* Begin ITEMS *

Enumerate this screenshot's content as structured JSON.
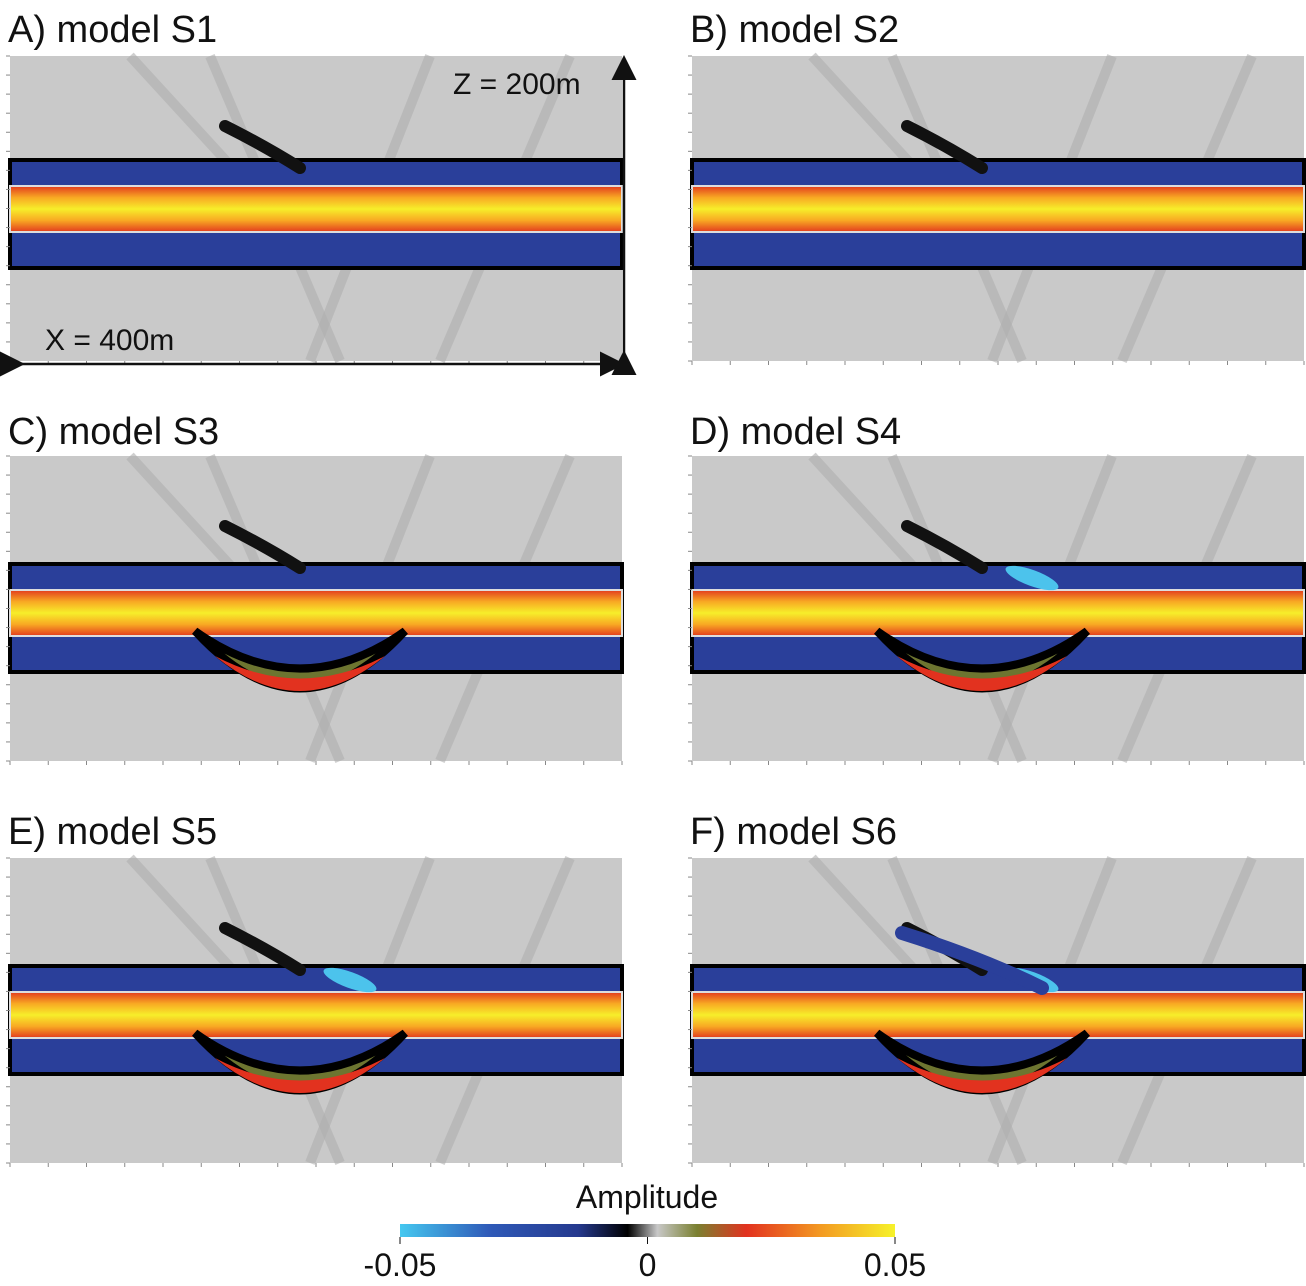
{
  "panels": [
    {
      "title": "A) model S1",
      "annotations": [
        "Z = 200m",
        "X = 400m"
      ]
    },
    {
      "title": "B) model S2"
    },
    {
      "title": "C) model S3"
    },
    {
      "title": "D) model S4"
    },
    {
      "title": "E) model S5"
    },
    {
      "title": "F) model S6"
    }
  ],
  "colorbar": {
    "label": "Amplitude",
    "lim": [
      -0.05,
      0.05
    ],
    "ticks": [
      -0.05,
      0,
      0.05
    ]
  }
}
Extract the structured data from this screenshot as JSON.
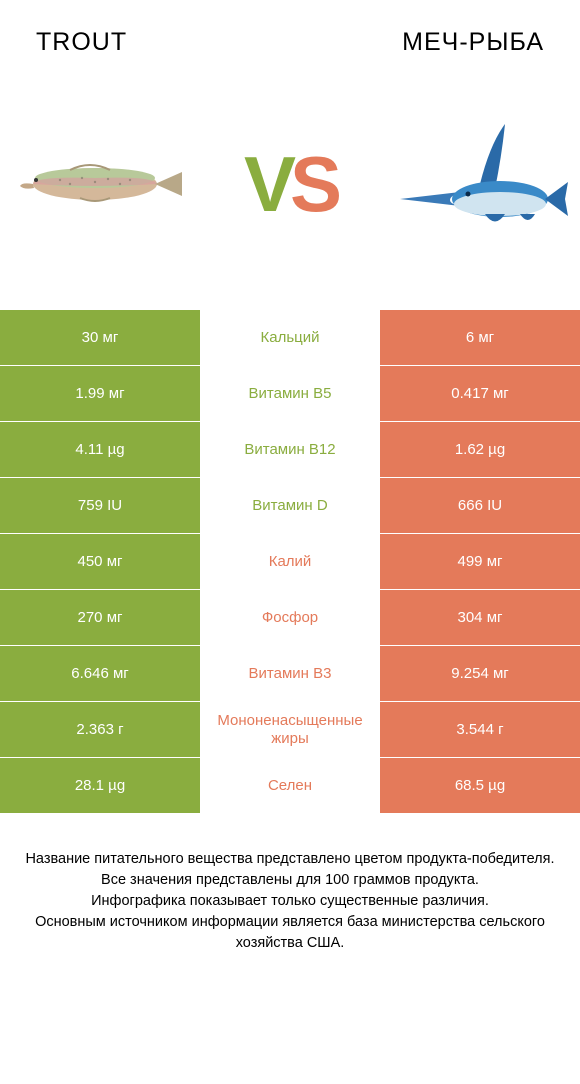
{
  "colors": {
    "left_bg": "#8aad3f",
    "right_bg": "#e47a5a",
    "mid_bg": "#ffffff",
    "left_text": "#8aad3f",
    "right_text": "#e47a5a",
    "row_border": "#ffffff"
  },
  "header": {
    "left": "TROUT",
    "right": "МЕЧ-РЫБА"
  },
  "vs": {
    "v": "V",
    "s": "S"
  },
  "rows": [
    {
      "left": "30 мг",
      "mid": "Кальций",
      "right": "6 мг",
      "winner": "left"
    },
    {
      "left": "1.99 мг",
      "mid": "Витамин B5",
      "right": "0.417 мг",
      "winner": "left"
    },
    {
      "left": "4.11 µg",
      "mid": "Витамин B12",
      "right": "1.62 µg",
      "winner": "left"
    },
    {
      "left": "759 IU",
      "mid": "Витамин D",
      "right": "666 IU",
      "winner": "left"
    },
    {
      "left": "450 мг",
      "mid": "Калий",
      "right": "499 мг",
      "winner": "right"
    },
    {
      "left": "270 мг",
      "mid": "Фосфор",
      "right": "304 мг",
      "winner": "right"
    },
    {
      "left": "6.646 мг",
      "mid": "Витамин B3",
      "right": "9.254 мг",
      "winner": "right"
    },
    {
      "left": "2.363 г",
      "mid": "Мононенасыщенные жиры",
      "right": "3.544 г",
      "winner": "right"
    },
    {
      "left": "28.1 µg",
      "mid": "Селен",
      "right": "68.5 µg",
      "winner": "right"
    }
  ],
  "footer": "Название питательного вещества представлено цветом продукта-победителя.\nВсе значения представлены для 100 граммов продукта.\nИнфографика показывает только существенные различия.\nОсновным источником информации является база министерства сельского хозяйства США."
}
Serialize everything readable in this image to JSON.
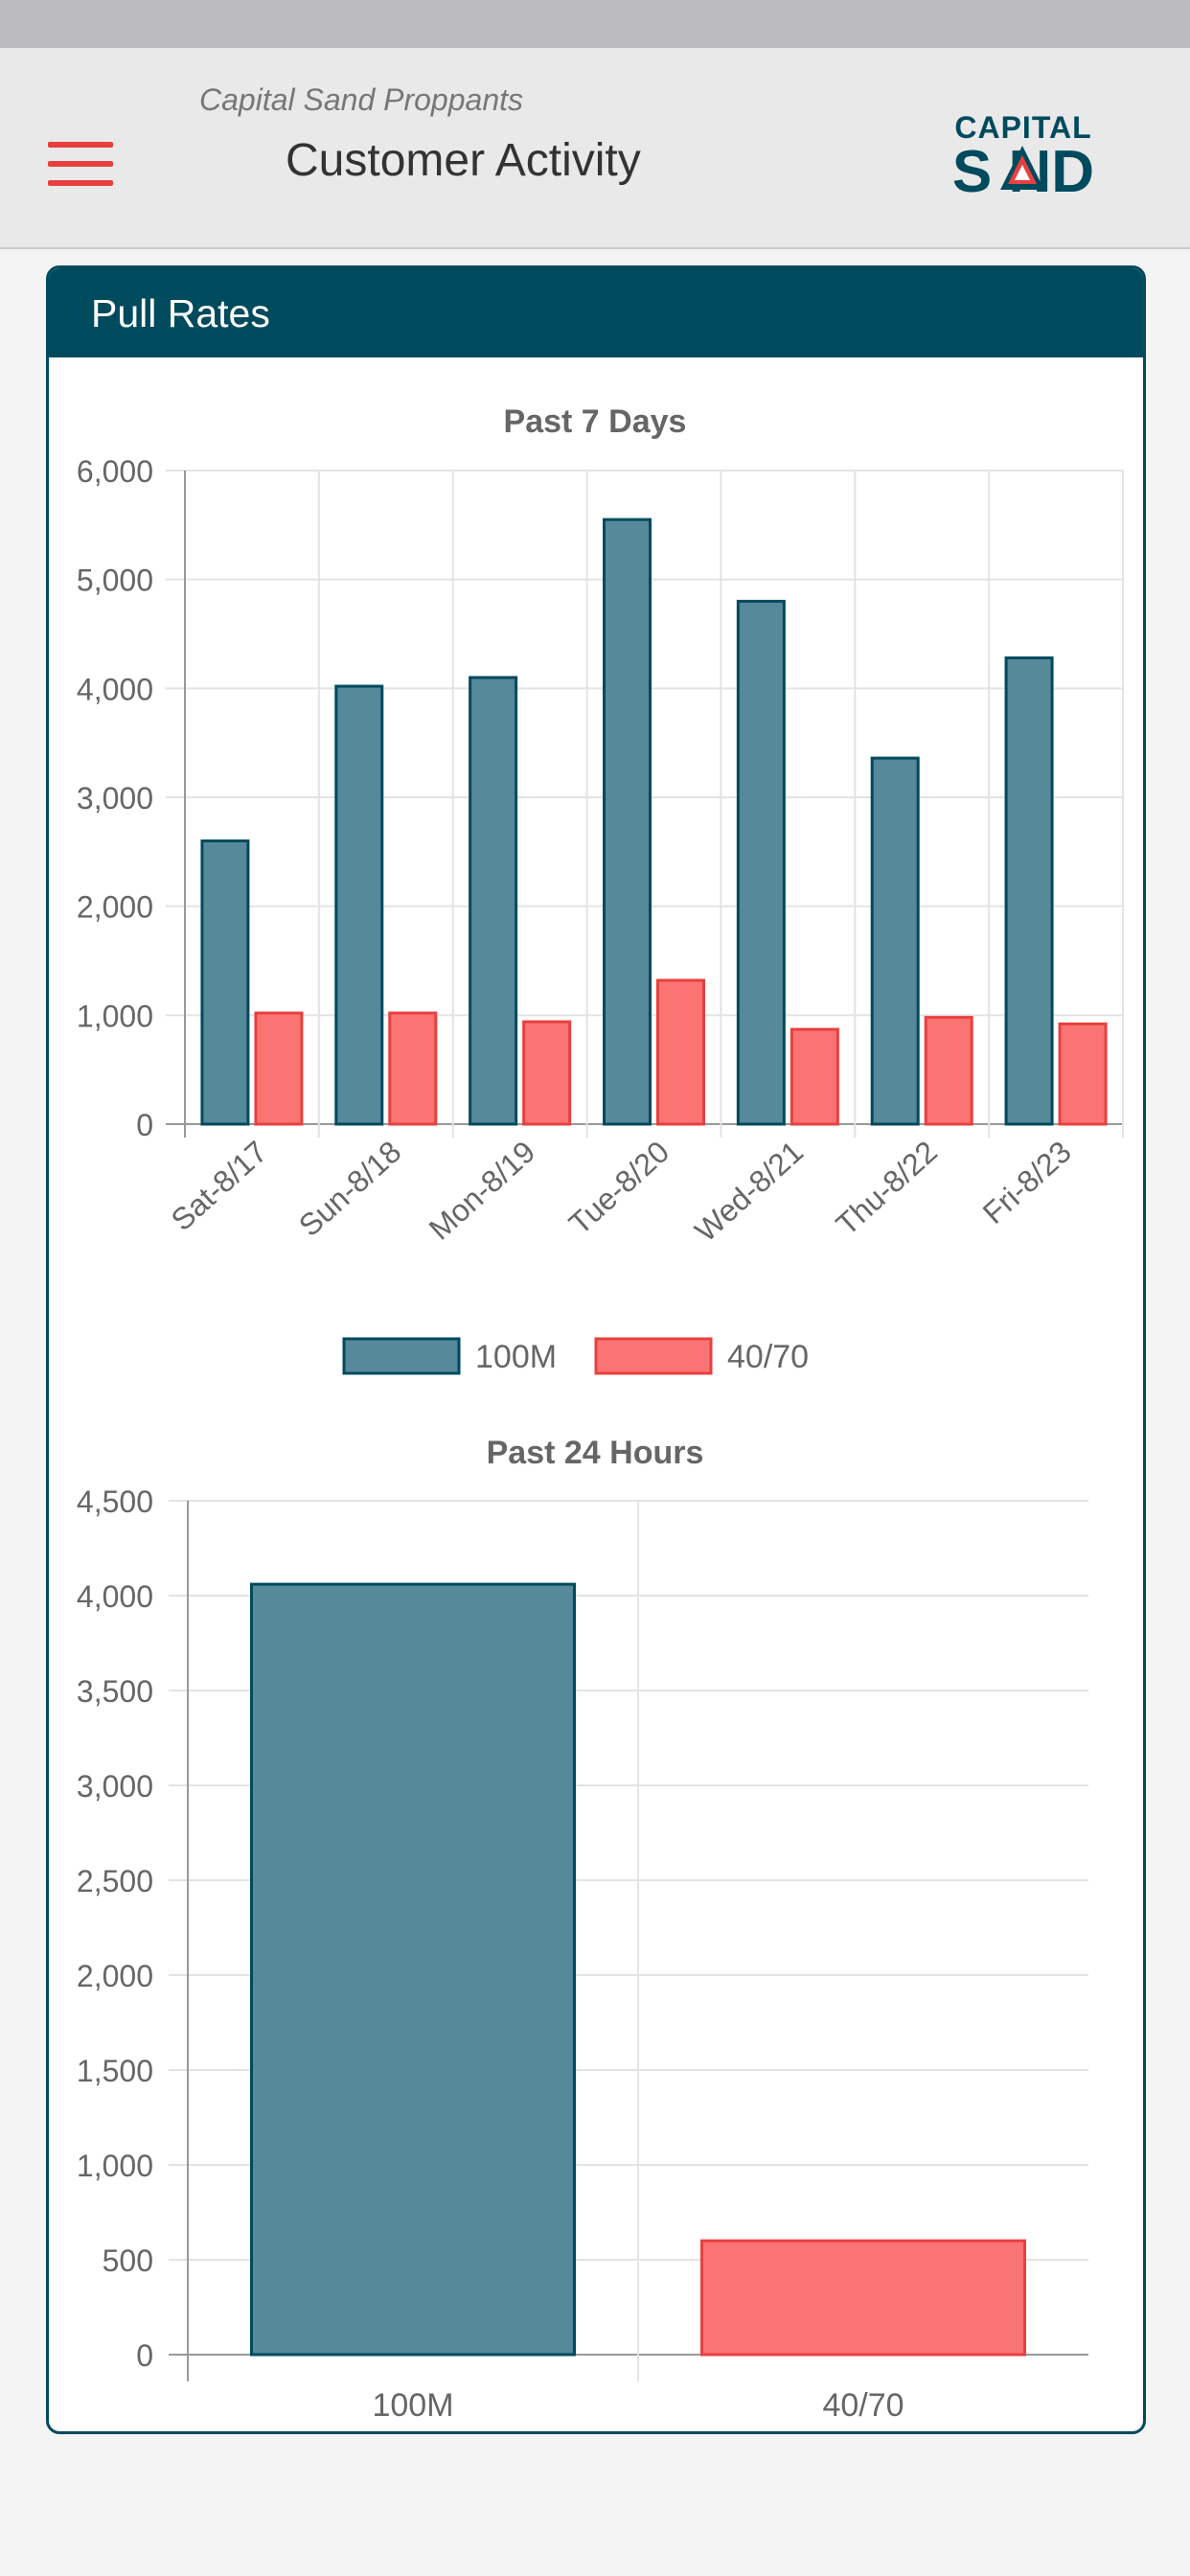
{
  "header": {
    "subtitle": "Capital Sand Proppants",
    "title": "Customer Activity",
    "logo_text_top": "CAPITAL",
    "logo_text_bottom": "S  ND"
  },
  "card": {
    "title": "Pull Rates"
  },
  "colors": {
    "primary": "#004a5e",
    "bar_100m": "#56899a",
    "bar_4070": "#f97473",
    "accent_red": "#e8403f"
  },
  "chart_data": [
    {
      "type": "bar",
      "title": "Past 7 Days",
      "categories": [
        "Sat-8/17",
        "Sun-8/18",
        "Mon-8/19",
        "Tue-8/20",
        "Wed-8/21",
        "Thu-8/22",
        "Fri-8/23"
      ],
      "series": [
        {
          "name": "100M",
          "values": [
            2600,
            4020,
            4100,
            5550,
            4800,
            3360,
            4280
          ]
        },
        {
          "name": "40/70",
          "values": [
            1020,
            1020,
            940,
            1320,
            870,
            980,
            920
          ]
        }
      ],
      "ylim": [
        0,
        6000
      ],
      "yticks": [
        "6,000",
        "5,000",
        "4,000",
        "3,000",
        "2,000",
        "1,000",
        "0"
      ],
      "legend": "bottom",
      "grid": true
    },
    {
      "type": "bar",
      "title": "Past 24 Hours",
      "categories": [
        "100M",
        "40/70"
      ],
      "values": [
        4060,
        600
      ],
      "ylim": [
        0,
        4500
      ],
      "yticks": [
        "4,500",
        "4,000",
        "3,500",
        "3,000",
        "2,500",
        "2,000",
        "1,500",
        "1,000",
        "500",
        "0"
      ],
      "legend": "none",
      "grid": true
    }
  ]
}
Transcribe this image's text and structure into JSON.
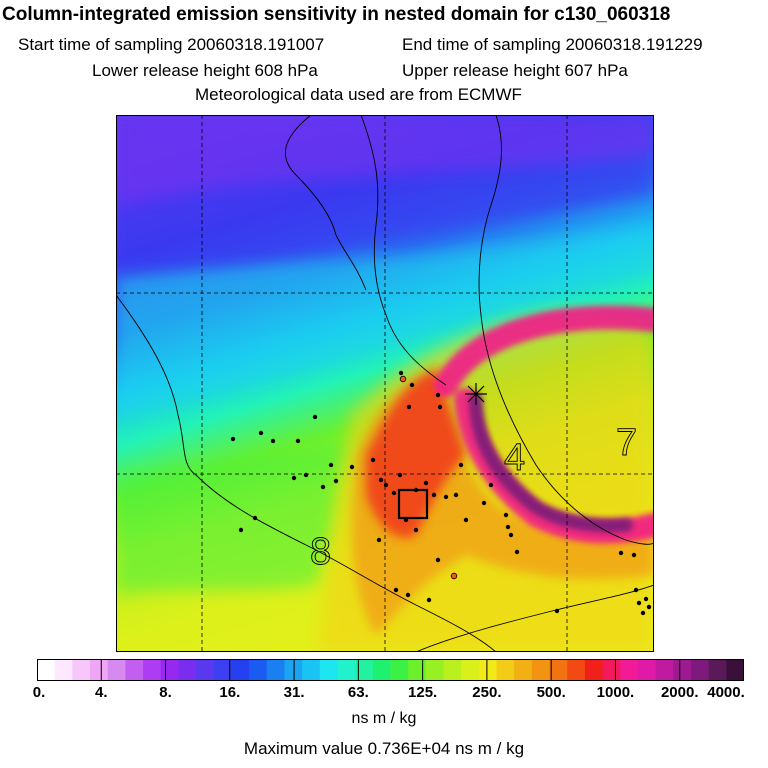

* End ITEMS *

▶ WORK TO COMPLETE: From the data above, gather every line that includes the word "structured".

▶ ANSWER TO THE EXERCISE:
Enumerate this screenshot's content as structured JSON.
Extract the structured data from this screenshot as JSON.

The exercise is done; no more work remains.